[Begin ENTRIES]
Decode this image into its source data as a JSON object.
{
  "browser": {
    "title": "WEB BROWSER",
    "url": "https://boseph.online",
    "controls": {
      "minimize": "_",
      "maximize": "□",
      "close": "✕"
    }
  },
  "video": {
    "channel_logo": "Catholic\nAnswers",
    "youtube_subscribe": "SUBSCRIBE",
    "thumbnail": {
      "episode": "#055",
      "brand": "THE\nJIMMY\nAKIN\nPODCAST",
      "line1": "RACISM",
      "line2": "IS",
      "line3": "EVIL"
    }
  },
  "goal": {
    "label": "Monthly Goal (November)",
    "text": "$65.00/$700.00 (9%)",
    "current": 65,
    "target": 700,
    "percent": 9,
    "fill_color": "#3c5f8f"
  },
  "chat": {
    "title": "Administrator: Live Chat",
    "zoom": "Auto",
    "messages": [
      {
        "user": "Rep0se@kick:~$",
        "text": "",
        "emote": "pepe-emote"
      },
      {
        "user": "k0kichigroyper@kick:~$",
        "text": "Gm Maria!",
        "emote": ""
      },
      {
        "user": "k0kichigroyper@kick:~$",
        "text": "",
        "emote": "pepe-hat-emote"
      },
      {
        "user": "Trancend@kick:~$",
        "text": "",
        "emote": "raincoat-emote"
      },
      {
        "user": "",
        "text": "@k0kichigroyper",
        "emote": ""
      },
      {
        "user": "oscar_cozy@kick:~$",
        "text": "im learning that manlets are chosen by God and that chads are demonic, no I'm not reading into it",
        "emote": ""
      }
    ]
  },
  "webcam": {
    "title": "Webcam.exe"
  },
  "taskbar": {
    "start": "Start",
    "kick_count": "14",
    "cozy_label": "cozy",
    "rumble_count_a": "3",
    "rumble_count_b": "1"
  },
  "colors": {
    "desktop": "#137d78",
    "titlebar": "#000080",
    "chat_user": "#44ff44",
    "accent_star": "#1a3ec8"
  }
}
[End ENTRIES]
THE EXERCISE ▸ Print the whole listing again, exactly.

COMPLETE RESPONSE ▸
Decode this image into its source data as a JSON object.
{
  "browser": {
    "title": "WEB BROWSER",
    "url": "https://boseph.online",
    "controls": {
      "minimize": "_",
      "maximize": "□",
      "close": "✕"
    }
  },
  "video": {
    "channel_logo": "Catholic\nAnswers",
    "youtube_subscribe": "SUBSCRIBE",
    "thumbnail": {
      "episode": "#055",
      "brand": "THE\nJIMMY\nAKIN\nPODCAST",
      "line1": "RACISM",
      "line2": "IS",
      "line3": "EVIL"
    }
  },
  "goal": {
    "label": "Monthly Goal (November)",
    "text": "$65.00/$700.00 (9%)",
    "current": 65,
    "target": 700,
    "percent": 9,
    "fill_color": "#3c5f8f"
  },
  "chat": {
    "title": "Administrator: Live Chat",
    "zoom": "Auto",
    "messages": [
      {
        "user": "Rep0se@kick:~$",
        "text": "",
        "emote": "pepe-emote"
      },
      {
        "user": "k0kichigroyper@kick:~$",
        "text": "Gm Maria!",
        "emote": ""
      },
      {
        "user": "k0kichigroyper@kick:~$",
        "text": "",
        "emote": "pepe-hat-emote"
      },
      {
        "user": "Trancend@kick:~$",
        "text": "",
        "emote": "raincoat-emote"
      },
      {
        "user": "",
        "text": "@k0kichigroyper",
        "emote": ""
      },
      {
        "user": "oscar_cozy@kick:~$",
        "text": "im learning that manlets are chosen by God and that chads are demonic, no I'm not reading into it",
        "emote": ""
      }
    ]
  },
  "webcam": {
    "title": "Webcam.exe"
  },
  "taskbar": {
    "start": "Start",
    "kick_count": "14",
    "cozy_label": "cozy",
    "rumble_count_a": "3",
    "rumble_count_b": "1"
  },
  "colors": {
    "desktop": "#137d78",
    "titlebar": "#000080",
    "chat_user": "#44ff44",
    "accent_star": "#1a3ec8"
  }
}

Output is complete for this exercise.